List of tasks>
**1.** According to the passage on the gas turbine combustor, what is coupled to the side wall of the liner?
**2.** Render the stretch of rows from the first row through the line containing "close-button[interactable]: ✕ [759, 1, 783, 23]" as a JSON list of strings, one string per line, leaving out blank lines.

Excerpted passage>
* Start *

The combustor 1200 consists of a plurality of combustors, which is arranged in the housing formed in a cell shape, and includes a burner having a fuel injection nozzle and the like, a combustor liner forming a combustion chamber, and a transition piece as a connection between the combustor 1200 and the turbine 1300, thereby constituting a combustion system of a gas turbine.

Specifically, the combustor liner provides a combustion space in which the fuel injected by the fuel nozzle is mixed with the compressed air of the compressor and the fuel-air mixture is combusted. Such a liner may include a flame canister providing a combustion space in which the fuel-air mixture is combusted, and a flow sleeve forming an annular space surrounding the flame canister. A fuel nozzle is coupled to the front end of the liner, and an igniter plug is coupled to the side wall of the liner.

On the other hand, a transition piece is connected to a rear end of the liner so as to transmit the combustion gas combusted by the igniter plug to the turbine side. An outer wall of the transition piece is cooled by the compressed air supplied from the compressor 1100 so as to prevent thermal breakage due to the high temperature combustion gas.

To this end, the transition piece is provided with cooling holes through which compressed air is injected into and cools the inside of the transition piece and flows towards the liner.

The air that has cooled the transition piece flows into the annular space of the liner and compressed air is supplied as a cooling air to the outer wall of the liner from the outside of the flow sleeve through cooling holes provided in the flow sleeve so that both air flows may collide with each other.

* End *

Records to use>
* Start *

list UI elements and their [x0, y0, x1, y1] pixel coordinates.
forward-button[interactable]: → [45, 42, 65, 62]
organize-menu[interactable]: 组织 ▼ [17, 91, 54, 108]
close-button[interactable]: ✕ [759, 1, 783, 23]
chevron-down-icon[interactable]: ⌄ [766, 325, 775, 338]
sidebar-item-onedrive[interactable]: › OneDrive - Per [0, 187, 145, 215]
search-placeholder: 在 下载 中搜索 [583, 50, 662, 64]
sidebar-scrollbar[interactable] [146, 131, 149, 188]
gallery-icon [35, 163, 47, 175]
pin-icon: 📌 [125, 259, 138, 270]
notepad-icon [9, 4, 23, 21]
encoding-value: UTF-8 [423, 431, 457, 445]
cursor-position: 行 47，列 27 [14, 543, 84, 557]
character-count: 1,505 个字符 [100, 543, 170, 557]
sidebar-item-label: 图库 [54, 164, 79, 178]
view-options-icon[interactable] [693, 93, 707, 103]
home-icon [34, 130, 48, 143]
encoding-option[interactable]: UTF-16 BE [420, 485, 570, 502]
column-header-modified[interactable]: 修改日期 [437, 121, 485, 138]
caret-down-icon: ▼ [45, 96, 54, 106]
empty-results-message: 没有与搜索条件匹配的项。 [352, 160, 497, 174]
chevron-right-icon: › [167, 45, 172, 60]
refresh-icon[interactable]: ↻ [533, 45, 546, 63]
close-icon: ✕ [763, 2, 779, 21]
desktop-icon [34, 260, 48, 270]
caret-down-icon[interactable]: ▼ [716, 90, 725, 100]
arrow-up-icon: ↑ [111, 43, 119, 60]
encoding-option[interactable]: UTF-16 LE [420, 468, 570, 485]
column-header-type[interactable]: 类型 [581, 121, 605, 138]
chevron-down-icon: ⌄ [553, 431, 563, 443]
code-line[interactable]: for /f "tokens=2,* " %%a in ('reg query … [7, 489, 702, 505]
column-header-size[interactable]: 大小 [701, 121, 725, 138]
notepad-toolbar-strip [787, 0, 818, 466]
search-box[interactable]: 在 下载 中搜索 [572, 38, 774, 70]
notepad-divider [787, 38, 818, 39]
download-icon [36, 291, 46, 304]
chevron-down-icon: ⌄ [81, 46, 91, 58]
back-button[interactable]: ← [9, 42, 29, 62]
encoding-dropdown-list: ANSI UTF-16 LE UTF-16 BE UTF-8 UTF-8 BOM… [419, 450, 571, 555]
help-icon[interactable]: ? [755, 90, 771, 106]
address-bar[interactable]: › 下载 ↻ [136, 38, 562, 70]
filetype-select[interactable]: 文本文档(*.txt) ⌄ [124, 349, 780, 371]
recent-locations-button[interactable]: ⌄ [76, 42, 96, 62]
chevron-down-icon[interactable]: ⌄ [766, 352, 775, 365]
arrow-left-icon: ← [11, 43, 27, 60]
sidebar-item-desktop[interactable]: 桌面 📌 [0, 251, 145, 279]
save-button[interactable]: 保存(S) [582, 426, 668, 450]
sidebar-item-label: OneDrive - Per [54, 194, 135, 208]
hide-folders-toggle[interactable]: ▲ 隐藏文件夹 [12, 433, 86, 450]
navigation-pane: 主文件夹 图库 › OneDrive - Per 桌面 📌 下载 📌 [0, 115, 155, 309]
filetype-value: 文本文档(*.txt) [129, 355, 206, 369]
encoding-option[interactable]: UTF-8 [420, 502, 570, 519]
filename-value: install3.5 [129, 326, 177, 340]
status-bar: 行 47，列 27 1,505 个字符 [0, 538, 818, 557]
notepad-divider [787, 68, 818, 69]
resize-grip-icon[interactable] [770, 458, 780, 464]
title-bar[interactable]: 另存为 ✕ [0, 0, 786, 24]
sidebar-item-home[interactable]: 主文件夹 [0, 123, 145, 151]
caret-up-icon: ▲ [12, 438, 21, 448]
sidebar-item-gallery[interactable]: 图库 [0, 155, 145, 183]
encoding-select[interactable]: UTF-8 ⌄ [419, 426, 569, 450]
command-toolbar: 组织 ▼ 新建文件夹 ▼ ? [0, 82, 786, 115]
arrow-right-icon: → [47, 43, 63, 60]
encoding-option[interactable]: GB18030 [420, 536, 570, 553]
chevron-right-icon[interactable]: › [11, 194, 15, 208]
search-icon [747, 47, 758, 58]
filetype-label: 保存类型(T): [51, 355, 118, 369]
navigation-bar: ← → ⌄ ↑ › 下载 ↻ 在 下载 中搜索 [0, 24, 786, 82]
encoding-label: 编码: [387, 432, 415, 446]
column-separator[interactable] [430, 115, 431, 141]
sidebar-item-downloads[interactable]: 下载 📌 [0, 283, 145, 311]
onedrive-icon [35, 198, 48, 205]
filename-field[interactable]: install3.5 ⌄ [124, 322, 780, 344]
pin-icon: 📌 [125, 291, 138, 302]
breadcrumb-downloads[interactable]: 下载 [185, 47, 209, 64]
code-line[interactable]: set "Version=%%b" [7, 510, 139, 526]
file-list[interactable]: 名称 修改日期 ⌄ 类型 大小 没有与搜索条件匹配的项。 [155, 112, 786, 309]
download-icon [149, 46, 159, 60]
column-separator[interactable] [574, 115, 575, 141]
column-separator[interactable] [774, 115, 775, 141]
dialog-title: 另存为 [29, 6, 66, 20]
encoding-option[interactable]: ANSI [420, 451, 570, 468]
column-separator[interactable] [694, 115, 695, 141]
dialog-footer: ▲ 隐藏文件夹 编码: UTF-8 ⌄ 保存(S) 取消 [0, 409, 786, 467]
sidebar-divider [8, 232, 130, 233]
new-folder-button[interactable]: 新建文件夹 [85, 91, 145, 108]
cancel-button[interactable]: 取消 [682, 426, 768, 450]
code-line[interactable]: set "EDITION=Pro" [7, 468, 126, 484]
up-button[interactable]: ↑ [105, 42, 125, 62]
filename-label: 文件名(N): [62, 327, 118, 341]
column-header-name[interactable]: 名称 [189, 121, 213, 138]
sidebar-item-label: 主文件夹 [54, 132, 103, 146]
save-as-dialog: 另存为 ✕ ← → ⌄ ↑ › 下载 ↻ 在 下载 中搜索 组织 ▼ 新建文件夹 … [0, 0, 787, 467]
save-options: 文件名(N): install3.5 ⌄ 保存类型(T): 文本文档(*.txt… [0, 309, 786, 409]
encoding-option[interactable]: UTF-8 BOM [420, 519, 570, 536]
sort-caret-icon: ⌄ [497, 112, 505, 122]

* End *

Results>
**1.** An igniter plug.

**2.**
[
  "list UI elements and their [x0, y0, x1, y1] pixel coordinates.",
  "forward-button[interactable]: → [45, 42, 65, 62]",
  "organize-menu[interactable]: 组织 ▼ [17, 91, 54, 108]",
  "close-button[interactable]: ✕ [759, 1, 783, 23]"
]